• Written instruction:
Work out the number of lines with the word "response" in the material below, then reply with that number only.

• Rows from a figure dataset:
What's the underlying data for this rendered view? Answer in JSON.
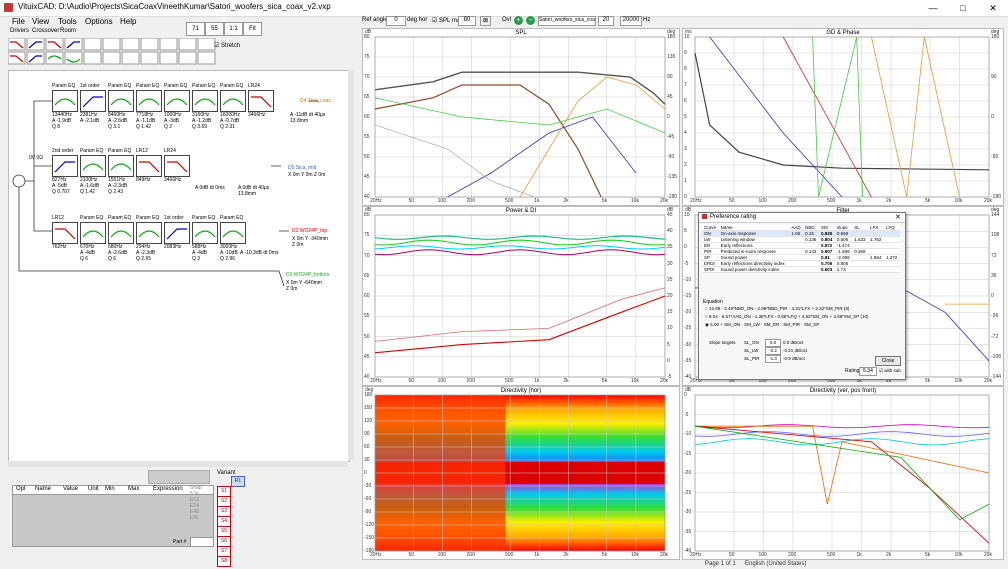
{
  "window": {
    "title": "VituixCAD: D:\\Audio\\Projects\\SicaCoaxVineethKumar\\Satori_woofers_sica_coax_v2.vxp",
    "minimize": "—",
    "maximize": "□",
    "close": "✕"
  },
  "menu": [
    "File",
    "View",
    "Tools",
    "Options",
    "Help"
  ],
  "tabs": [
    "Drivers",
    "Crossover",
    "Room"
  ],
  "toolbar_small": [
    "71",
    "55",
    "1:1",
    "Fit"
  ],
  "stretch_label": "Stretch",
  "ref_angle": {
    "label": "Ref angle",
    "value": "0",
    "unit": "deg hor"
  },
  "spl_max": {
    "label": "SPL max",
    "value": "80"
  },
  "ovl": {
    "label": "Ovl",
    "driver": "Satori_woofers_sica_coa",
    "f1": "20",
    "f2": "20000",
    "unit": "Hz"
  },
  "plots": {
    "spl": {
      "title": "SPL",
      "ylabel": "dB",
      "yr": "deg",
      "y": [
        "80",
        "75",
        "70",
        "65",
        "60",
        "55",
        "50",
        "45",
        "40"
      ],
      "yr_ticks": [
        "180",
        "135",
        "90",
        "45",
        "0",
        "-45",
        "-90",
        "-135",
        "-180"
      ]
    },
    "gd": {
      "title": "GD & Phase",
      "ylabel": "ms",
      "yr": "deg",
      "y": [
        "10",
        "9",
        "8",
        "7",
        "6",
        "5",
        "4",
        "3",
        "2",
        "1",
        "0"
      ],
      "yr_ticks": [
        "180",
        "90",
        "0",
        "-90",
        "-180"
      ]
    },
    "pdi": {
      "title": "Power & DI",
      "ylabel": "dB",
      "yr": "dB",
      "y": [
        "80",
        "75",
        "70",
        "65",
        "60",
        "55",
        "50",
        "45",
        "40"
      ],
      "yr_ticks": [
        "45",
        "40",
        "35",
        "30",
        "25",
        "20",
        "15",
        "10",
        "5",
        "0",
        "-5"
      ]
    },
    "filter": {
      "title": "Filter",
      "ylabel": "dB",
      "yr": "deg",
      "y": [
        "10",
        "5",
        "0",
        "-5",
        "-10",
        "-15",
        "-20",
        "-25",
        "-30",
        "-35",
        "-40"
      ],
      "yr_ticks": [
        "144",
        "108",
        "72",
        "36",
        "0",
        "-36",
        "-72",
        "-108",
        "-144"
      ]
    },
    "dirh": {
      "title": "Directivity (hor)",
      "ylabel": "deg",
      "y": [
        "180",
        "150",
        "120",
        "90",
        "60",
        "30",
        "0",
        "-30",
        "-60",
        "-90",
        "-120",
        "-150",
        "-180"
      ]
    },
    "dirv": {
      "title": "Directivity (ver, pos front)",
      "ylabel": "dB",
      "y": [
        "0",
        "-5",
        "-10",
        "-15",
        "-20",
        "-25",
        "-30",
        "-35",
        "-40"
      ]
    }
  },
  "xticks": [
    "20Hz",
    "50",
    "100",
    "200",
    "500",
    "1k",
    "2k",
    "5k",
    "10k",
    "20k"
  ],
  "pref": {
    "title": "Preference rating",
    "headers": [
      "Curve",
      "Name",
      "AAD",
      "NBD",
      "SM",
      "slope",
      "SL",
      "LFX",
      "LFQ"
    ],
    "rows": [
      [
        "ON",
        "On-axis response",
        "1.06",
        "0.16",
        "0.835",
        "0.669",
        "",
        "",
        ""
      ],
      [
        "LW",
        "Listening window",
        "",
        "0.136",
        "0.804",
        "0.506",
        "1.533",
        "1.762",
        ""
      ],
      [
        "ER",
        "Early reflections",
        "",
        "",
        "0.872",
        "-1.474",
        "",
        "",
        ""
      ],
      [
        "PIR",
        "Predicted in-room response",
        "",
        "0.143",
        "0.907",
        "-1.669",
        "0.369",
        "",
        ""
      ],
      [
        "SP",
        "Sound power",
        "",
        "",
        "0.81",
        "-2.399",
        "",
        "1.564",
        "1.272"
      ],
      [
        "ERDI",
        "Early reflections directivity index",
        "",
        "",
        "0.705",
        "0.805",
        "",
        "",
        ""
      ],
      [
        "SPDI",
        "Sound power directivity index",
        "",
        "",
        "0.603",
        "1.73",
        "",
        "",
        ""
      ]
    ],
    "equation_label": "Equation",
    "eq1": "12.69 - 2.49*NBD_ON - 2.99*NBD_PIR - 4.31*LFX + 2.32*SM_PIR (9)",
    "eq2": "8.04 - 6.57*AAD_ON - 1.38*LFX - 0.86*LFQ + 4.52*SM_ON + 3.58*SM_SP (10)",
    "eq3_prefix": "5.00",
    "slope_label": "Slope targets",
    "slopes": [
      {
        "name": "SL_ON",
        "v": "0.0",
        "hint": "0.0 dB/oct"
      },
      {
        "name": "SL_LW",
        "v": "-0.2",
        "hint": "-0.21 dB/oct"
      },
      {
        "name": "SL_PIR",
        "v": "-1.3",
        "hint": "-0.9 dB/oct"
      }
    ],
    "rating_label": "Rating",
    "rating": "5.34",
    "with_sub": "with sub",
    "close": "Close"
  },
  "crossover": {
    "row1": [
      {
        "type": "Param EQ",
        "f": "13440Hz",
        "a": "A -1.9dB",
        "q": "Q 8"
      },
      {
        "type": "1st order",
        "f": "2381Hz",
        "a": "A -2.1dB",
        "q": ""
      },
      {
        "type": "Param EQ",
        "f": "8460Hz",
        "a": "A -2.6dB",
        "q": "Q 3.1"
      },
      {
        "type": "Param EQ",
        "f": "7718Hz",
        "a": "A -1.1dB",
        "q": "Q 1.42"
      },
      {
        "type": "Param EQ",
        "f": "1000Hz",
        "a": "A -3dB",
        "q": "Q 2"
      },
      {
        "type": "Param EQ",
        "f": "3160Hz",
        "a": "A -1.2dB",
        "q": "Q 3.69"
      },
      {
        "type": "Param EQ",
        "f": "16000Hz",
        "a": "A -0.7dB",
        "q": "Q 2.31"
      },
      {
        "type": "LR24",
        "f": "3466Hz",
        "a": "",
        "q": ""
      }
    ],
    "row1_gain": "A -11dB dt 40µs 13.8mm",
    "row1_driver": "D4 Sica_coax",
    "row2": [
      {
        "type": "2nd order",
        "f": "827Hz",
        "a": "A -5dB",
        "q": "Q 0.707"
      },
      {
        "type": "Param EQ",
        "f": "2100Hz",
        "a": "A -1.6dB",
        "q": "Q 1.42"
      },
      {
        "type": "Param EQ",
        "f": "1551Hz",
        "a": "A -2.3dB",
        "q": "Q 2.43"
      },
      {
        "type": "LR12",
        "f": "849Hz",
        "a": "",
        "q": ""
      },
      {
        "type": "LR24",
        "f": "3466Hz",
        "a": "",
        "q": ""
      }
    ],
    "row2_gain": "A 0dB dt 0ms",
    "row2_gain2": "A 0dB dt 40µs 13.8mm",
    "row2_driver": "D5 Sica_mid",
    "row3": [
      {
        "type": "LR12",
        "f": "762Hz",
        "a": "",
        "q": ""
      },
      {
        "type": "Param EQ",
        "f": "670Hz",
        "a": "A -4dB",
        "q": "Q 6"
      },
      {
        "type": "Param EQ",
        "f": "680Hz",
        "a": "A -2.6dB",
        "q": "Q 6"
      },
      {
        "type": "Param EQ",
        "f": "294Hz",
        "a": "A -2.3dB",
        "q": "Q 2.65"
      },
      {
        "type": "1st order",
        "f": "2083Hz",
        "a": "",
        "q": ""
      },
      {
        "type": "Param EQ",
        "f": "588Hz",
        "a": "A -4dB",
        "q": "Q 3"
      },
      {
        "type": "Param EQ",
        "f": "3000Hz",
        "a": "A -10dB",
        "q": "Q 2.96"
      }
    ],
    "row3_gain": "A -10.3dB dt 0ms",
    "row3_driver": "D2 WO24P_top",
    "row3_pos": "X 0m Y -340mm Z 0m",
    "row4_driver": "D3 WO24P_bottom",
    "row4_pos": "X 0m Y -640mm Z 0m",
    "driver_pos": "X 0m Y 0m Z 0m",
    "src_label": "0V 0Ω"
  },
  "opt_table": {
    "headers": [
      "Opt",
      "Name",
      "Value",
      "Unit",
      "Min",
      "Max",
      "Expression"
    ]
  },
  "snap": {
    "label": "Snap",
    "opts": [
      "5 %",
      "E12",
      "E24",
      "E48",
      "E96"
    ]
  },
  "part_label": "Part #",
  "variant": {
    "label": "Variant",
    "items": [
      "S1",
      "S2",
      "S3",
      "S4",
      "S5",
      "S6",
      "S7",
      "S8"
    ],
    "sel": "R1"
  },
  "status": {
    "page": "Page 1 of 1",
    "lang": "English (United States)"
  },
  "colors": {
    "accent": "#1e6fd9",
    "red": "#d00",
    "green": "#2a2"
  }
}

• Solution for this exercise:
2